Copy each line below that contains "series".

● **Entries provided**:

******************************

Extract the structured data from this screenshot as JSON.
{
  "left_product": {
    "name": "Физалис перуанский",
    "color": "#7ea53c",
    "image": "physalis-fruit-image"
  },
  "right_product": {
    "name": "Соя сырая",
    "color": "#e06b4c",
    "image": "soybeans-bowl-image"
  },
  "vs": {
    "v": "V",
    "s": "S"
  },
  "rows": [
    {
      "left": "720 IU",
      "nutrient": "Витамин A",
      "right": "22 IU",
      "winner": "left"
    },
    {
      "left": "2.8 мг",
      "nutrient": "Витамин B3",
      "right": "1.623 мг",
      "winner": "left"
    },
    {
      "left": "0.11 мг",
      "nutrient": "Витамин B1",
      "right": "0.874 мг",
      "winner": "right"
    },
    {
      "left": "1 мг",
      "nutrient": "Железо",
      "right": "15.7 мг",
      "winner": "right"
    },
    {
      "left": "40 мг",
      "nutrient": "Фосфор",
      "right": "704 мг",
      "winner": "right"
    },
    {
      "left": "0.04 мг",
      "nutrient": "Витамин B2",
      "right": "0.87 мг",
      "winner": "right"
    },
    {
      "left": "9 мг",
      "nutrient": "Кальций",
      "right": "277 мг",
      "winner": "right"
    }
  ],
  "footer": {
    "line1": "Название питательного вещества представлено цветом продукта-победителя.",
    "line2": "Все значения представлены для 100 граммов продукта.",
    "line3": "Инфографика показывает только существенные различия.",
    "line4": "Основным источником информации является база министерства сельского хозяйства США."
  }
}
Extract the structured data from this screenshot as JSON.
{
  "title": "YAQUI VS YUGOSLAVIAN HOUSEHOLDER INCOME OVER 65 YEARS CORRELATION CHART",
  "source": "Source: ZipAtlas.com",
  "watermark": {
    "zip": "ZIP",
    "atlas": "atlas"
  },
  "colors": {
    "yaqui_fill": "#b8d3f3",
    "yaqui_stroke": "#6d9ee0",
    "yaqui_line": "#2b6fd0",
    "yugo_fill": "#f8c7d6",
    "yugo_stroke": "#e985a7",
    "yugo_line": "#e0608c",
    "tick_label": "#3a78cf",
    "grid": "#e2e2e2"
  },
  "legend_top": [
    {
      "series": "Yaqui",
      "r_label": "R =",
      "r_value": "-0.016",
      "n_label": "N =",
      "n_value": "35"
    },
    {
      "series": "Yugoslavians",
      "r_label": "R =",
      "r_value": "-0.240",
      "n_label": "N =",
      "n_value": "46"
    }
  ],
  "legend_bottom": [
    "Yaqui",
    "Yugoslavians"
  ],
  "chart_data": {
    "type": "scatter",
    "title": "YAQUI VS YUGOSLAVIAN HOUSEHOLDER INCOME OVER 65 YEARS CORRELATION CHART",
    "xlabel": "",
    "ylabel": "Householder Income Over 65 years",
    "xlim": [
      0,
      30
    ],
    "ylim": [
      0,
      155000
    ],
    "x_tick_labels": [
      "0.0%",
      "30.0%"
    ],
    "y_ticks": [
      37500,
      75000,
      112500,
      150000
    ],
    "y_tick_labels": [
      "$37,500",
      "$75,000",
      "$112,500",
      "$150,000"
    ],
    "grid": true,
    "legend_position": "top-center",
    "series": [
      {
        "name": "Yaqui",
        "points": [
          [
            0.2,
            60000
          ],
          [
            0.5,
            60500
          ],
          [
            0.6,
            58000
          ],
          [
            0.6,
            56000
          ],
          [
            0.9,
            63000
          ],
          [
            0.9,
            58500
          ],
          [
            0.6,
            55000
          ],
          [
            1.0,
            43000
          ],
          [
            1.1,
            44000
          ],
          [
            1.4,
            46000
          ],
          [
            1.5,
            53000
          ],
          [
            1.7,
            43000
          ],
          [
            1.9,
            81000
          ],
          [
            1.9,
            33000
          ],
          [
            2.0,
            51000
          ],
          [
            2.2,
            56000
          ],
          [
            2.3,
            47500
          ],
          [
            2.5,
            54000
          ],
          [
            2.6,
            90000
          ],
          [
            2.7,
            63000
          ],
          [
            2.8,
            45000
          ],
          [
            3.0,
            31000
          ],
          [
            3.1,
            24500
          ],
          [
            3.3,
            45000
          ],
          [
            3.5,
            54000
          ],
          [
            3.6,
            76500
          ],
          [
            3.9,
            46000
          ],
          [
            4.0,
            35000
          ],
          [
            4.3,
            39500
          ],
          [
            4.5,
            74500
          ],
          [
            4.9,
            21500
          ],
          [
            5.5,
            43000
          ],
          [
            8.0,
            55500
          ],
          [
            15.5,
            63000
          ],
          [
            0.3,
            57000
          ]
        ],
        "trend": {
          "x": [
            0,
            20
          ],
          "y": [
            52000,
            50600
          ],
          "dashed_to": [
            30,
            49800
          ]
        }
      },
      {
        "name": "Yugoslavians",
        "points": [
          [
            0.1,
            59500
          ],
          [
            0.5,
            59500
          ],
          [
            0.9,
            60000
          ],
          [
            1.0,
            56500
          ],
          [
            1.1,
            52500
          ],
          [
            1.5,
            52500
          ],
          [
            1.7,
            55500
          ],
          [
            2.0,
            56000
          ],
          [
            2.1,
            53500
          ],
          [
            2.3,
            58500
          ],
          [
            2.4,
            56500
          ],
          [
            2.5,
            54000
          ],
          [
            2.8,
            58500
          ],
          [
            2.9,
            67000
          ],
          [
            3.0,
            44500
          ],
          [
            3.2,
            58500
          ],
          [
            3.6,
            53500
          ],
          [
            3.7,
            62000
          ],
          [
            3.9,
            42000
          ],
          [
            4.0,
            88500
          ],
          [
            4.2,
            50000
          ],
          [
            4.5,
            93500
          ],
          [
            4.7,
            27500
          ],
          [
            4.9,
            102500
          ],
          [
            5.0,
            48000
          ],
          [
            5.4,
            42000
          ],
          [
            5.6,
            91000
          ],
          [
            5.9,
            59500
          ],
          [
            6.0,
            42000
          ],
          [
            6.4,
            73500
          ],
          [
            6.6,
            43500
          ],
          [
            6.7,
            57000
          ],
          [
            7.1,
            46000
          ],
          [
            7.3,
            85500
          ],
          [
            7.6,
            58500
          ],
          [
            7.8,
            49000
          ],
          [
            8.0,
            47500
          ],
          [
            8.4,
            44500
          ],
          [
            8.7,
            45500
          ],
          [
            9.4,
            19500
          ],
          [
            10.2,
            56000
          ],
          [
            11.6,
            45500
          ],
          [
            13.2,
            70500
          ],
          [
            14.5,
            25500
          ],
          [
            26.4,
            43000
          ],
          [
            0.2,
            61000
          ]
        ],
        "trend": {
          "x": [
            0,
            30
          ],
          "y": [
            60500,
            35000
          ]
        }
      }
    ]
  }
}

******************************

● **Solution below**:
      "series": "Yaqui",
      "series": "Yugoslavians",
    "series": [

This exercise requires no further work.